--- start of Records to process ---

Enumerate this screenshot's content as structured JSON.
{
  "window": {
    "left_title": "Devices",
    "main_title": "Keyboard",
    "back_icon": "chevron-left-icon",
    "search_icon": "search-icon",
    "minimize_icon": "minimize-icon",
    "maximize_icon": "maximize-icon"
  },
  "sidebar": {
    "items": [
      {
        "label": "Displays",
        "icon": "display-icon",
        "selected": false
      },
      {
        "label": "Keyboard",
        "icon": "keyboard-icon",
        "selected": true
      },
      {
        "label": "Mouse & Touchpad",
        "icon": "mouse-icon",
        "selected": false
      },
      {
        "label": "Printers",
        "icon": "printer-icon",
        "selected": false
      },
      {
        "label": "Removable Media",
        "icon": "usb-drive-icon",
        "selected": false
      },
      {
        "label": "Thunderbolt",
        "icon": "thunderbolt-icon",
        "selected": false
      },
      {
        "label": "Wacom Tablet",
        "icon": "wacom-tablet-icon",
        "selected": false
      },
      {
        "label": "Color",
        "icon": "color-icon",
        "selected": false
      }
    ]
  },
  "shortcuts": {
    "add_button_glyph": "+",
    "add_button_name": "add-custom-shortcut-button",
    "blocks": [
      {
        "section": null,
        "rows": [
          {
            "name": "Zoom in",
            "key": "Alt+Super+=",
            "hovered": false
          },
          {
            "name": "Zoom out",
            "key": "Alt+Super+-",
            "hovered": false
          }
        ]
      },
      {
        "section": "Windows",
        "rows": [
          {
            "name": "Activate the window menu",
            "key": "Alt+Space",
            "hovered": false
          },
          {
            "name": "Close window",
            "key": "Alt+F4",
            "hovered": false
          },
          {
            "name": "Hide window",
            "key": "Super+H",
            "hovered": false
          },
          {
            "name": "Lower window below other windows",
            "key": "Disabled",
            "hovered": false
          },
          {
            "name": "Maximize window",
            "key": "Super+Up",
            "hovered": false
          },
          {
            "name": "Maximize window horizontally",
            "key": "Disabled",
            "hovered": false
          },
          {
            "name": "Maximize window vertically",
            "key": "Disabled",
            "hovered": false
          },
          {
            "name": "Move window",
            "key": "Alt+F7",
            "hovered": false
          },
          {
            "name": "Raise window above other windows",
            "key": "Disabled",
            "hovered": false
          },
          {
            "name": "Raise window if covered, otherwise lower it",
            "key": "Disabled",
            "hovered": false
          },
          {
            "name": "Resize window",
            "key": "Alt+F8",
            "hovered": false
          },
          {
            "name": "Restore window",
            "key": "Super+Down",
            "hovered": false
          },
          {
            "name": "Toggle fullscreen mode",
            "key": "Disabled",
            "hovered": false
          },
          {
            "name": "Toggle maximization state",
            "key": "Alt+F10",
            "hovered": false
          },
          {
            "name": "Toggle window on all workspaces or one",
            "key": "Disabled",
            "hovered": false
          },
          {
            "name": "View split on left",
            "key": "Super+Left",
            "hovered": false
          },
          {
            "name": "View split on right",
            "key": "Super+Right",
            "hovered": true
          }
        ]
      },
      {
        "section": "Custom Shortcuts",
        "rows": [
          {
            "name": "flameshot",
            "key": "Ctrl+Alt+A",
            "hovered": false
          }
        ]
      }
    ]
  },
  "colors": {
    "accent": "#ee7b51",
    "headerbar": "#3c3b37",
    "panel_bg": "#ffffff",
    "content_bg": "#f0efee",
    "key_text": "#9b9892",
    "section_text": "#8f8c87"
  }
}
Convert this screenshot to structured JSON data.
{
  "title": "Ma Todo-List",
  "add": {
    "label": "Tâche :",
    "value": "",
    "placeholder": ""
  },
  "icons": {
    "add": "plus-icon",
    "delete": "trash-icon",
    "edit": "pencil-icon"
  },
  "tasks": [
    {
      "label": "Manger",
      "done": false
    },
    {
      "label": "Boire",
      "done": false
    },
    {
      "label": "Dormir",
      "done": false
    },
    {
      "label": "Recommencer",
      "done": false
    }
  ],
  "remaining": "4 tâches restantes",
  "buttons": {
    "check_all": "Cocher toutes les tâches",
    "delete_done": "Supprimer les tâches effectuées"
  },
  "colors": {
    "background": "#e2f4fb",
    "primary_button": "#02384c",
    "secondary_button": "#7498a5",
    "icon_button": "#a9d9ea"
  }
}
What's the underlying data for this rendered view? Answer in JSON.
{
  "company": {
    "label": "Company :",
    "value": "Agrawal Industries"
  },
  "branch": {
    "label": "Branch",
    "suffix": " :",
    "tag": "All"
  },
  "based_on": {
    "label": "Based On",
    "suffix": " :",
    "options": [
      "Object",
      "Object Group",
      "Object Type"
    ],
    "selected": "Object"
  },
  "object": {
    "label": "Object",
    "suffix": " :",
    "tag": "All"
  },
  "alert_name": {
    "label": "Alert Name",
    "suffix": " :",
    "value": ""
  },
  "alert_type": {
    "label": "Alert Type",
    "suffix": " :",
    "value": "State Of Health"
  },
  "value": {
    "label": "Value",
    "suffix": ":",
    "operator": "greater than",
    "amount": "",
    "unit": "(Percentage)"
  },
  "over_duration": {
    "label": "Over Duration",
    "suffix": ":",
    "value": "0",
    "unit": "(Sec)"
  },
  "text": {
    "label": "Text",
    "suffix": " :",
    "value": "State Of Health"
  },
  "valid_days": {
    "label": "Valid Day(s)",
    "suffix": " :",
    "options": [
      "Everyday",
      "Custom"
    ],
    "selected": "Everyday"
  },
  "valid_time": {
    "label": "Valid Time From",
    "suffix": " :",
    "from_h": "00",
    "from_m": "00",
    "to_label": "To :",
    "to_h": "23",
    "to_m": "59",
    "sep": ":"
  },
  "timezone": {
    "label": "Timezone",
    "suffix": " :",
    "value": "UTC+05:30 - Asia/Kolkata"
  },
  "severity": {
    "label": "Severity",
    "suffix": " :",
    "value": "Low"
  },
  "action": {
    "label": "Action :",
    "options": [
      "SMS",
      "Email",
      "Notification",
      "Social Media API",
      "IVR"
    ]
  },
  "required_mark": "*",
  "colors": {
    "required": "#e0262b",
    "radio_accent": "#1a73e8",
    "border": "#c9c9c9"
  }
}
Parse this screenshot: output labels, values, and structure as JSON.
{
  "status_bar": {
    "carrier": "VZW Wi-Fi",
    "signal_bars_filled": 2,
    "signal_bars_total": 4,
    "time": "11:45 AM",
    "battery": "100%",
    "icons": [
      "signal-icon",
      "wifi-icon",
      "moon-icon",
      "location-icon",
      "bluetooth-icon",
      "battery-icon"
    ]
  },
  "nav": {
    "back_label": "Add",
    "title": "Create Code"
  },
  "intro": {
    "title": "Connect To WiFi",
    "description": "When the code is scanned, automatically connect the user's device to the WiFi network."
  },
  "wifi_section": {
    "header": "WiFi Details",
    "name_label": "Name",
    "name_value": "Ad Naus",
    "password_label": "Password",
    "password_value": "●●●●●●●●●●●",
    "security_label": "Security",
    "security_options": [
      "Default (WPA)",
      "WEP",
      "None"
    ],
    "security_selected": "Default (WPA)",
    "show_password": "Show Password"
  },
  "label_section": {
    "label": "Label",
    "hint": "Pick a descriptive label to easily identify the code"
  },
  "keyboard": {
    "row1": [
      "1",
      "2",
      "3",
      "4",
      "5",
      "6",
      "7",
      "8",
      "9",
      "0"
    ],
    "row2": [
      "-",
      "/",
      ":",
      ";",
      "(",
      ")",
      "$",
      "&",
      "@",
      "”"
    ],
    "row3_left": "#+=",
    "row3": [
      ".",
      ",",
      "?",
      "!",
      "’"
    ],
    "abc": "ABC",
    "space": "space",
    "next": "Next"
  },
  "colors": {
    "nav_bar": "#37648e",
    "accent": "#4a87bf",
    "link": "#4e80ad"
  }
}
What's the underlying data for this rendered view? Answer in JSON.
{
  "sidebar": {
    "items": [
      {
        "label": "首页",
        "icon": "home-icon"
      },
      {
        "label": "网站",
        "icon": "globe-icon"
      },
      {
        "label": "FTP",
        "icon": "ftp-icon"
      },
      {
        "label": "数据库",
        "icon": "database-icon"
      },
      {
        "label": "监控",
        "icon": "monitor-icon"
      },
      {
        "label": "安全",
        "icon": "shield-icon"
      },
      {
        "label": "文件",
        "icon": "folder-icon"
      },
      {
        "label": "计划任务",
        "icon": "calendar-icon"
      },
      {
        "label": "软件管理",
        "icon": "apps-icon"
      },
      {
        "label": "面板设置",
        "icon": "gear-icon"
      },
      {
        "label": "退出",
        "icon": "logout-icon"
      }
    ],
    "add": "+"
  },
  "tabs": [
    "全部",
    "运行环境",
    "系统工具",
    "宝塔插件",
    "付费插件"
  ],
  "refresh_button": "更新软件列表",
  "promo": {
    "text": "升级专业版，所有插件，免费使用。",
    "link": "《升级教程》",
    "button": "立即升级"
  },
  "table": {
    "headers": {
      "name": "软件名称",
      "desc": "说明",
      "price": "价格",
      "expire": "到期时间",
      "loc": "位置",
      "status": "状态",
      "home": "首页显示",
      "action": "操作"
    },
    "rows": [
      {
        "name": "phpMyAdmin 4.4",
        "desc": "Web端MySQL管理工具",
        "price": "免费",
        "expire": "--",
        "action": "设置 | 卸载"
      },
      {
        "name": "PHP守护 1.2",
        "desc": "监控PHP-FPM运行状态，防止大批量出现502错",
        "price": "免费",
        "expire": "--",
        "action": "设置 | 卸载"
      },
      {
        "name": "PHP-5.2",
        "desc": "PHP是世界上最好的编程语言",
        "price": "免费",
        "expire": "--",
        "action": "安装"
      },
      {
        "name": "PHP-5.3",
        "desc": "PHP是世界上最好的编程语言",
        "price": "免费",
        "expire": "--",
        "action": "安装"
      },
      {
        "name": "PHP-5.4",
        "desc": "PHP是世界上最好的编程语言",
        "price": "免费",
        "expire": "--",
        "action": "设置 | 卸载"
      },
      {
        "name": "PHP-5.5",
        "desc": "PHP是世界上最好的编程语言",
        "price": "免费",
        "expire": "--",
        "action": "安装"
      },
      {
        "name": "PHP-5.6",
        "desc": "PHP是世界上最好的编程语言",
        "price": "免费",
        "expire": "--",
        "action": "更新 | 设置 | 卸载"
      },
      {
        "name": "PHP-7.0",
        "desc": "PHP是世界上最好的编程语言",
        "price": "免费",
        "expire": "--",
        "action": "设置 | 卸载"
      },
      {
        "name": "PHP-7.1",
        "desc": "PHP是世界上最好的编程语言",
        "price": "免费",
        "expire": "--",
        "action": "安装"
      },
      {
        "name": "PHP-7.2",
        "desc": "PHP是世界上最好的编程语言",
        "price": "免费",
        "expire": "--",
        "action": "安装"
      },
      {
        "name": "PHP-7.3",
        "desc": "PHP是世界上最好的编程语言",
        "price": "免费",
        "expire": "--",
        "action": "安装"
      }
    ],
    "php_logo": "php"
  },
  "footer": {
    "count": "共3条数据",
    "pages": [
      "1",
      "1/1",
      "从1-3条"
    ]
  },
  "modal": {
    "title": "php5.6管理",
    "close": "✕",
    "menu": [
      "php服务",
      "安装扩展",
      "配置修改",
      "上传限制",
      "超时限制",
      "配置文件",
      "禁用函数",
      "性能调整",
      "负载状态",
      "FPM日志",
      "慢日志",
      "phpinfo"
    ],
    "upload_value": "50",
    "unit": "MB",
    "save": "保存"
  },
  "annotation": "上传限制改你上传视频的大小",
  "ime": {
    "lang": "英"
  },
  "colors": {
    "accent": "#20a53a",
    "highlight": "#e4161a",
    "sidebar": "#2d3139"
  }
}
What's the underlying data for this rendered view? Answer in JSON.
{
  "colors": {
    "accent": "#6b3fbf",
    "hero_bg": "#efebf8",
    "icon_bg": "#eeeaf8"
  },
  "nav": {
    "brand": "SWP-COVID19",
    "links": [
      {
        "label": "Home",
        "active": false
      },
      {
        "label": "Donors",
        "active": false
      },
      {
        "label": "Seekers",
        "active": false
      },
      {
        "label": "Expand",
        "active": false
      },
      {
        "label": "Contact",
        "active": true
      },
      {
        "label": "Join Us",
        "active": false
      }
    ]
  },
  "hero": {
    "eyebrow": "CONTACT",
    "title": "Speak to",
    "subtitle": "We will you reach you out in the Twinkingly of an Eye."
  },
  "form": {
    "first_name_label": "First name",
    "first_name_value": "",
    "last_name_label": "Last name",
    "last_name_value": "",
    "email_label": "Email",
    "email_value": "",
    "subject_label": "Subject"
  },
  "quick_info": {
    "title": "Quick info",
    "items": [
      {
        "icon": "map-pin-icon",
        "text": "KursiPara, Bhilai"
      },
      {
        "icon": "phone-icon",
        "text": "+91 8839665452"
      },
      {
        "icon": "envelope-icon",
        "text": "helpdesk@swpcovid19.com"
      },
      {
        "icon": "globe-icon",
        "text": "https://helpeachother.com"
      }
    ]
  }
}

--- end of Records to process ---

What to produce:
How many lines in the listing contain "Default"? Answer with the number alone.

Result for this exercise:
2